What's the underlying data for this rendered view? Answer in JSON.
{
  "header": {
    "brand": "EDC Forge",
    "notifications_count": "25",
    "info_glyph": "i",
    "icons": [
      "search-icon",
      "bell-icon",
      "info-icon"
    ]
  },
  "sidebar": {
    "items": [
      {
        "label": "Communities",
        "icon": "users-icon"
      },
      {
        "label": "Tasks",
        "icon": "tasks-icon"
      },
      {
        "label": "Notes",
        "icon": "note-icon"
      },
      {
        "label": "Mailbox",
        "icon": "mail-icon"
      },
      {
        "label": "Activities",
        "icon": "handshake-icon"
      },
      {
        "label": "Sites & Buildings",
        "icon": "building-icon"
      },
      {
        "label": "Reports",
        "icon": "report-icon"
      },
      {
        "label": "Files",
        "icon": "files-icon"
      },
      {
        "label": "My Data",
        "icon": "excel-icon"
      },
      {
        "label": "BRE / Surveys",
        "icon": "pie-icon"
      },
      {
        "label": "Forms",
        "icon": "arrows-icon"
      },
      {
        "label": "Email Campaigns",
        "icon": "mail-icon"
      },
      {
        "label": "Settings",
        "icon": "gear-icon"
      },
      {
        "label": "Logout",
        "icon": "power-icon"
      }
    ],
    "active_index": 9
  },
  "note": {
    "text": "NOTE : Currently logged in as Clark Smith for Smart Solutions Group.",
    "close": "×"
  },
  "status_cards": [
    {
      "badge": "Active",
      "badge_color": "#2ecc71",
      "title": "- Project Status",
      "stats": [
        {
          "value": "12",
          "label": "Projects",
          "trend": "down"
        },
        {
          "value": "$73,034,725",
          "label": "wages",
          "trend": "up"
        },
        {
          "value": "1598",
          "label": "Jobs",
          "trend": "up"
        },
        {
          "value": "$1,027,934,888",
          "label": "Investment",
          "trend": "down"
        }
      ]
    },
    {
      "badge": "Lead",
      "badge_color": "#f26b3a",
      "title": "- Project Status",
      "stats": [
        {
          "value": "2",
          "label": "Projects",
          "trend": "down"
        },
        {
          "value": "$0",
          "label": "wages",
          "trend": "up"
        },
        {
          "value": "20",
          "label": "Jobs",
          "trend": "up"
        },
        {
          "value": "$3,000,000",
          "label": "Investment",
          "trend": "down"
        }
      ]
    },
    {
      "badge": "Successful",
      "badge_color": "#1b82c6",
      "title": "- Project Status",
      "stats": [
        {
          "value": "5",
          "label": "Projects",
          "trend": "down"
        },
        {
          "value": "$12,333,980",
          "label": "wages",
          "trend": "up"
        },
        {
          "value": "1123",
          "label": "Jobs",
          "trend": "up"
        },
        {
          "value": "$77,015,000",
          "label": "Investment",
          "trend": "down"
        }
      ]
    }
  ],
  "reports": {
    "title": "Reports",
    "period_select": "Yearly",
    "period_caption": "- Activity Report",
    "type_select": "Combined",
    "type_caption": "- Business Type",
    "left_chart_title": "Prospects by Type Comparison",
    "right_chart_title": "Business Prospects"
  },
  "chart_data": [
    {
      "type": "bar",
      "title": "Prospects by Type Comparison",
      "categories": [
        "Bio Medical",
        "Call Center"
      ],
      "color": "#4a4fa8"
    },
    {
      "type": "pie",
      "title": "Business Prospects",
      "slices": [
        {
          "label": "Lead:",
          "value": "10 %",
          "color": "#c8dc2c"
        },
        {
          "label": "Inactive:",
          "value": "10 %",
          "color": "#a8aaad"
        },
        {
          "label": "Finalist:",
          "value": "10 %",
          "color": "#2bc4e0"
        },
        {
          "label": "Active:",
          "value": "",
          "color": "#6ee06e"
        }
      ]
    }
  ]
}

## Written instruction
Track down the lines that include the word "Business" and copy them.

## Task solution
    "type_caption": "- Business Type",
    "right_chart_title": "Business Prospects"
      "title": "Business Prospects",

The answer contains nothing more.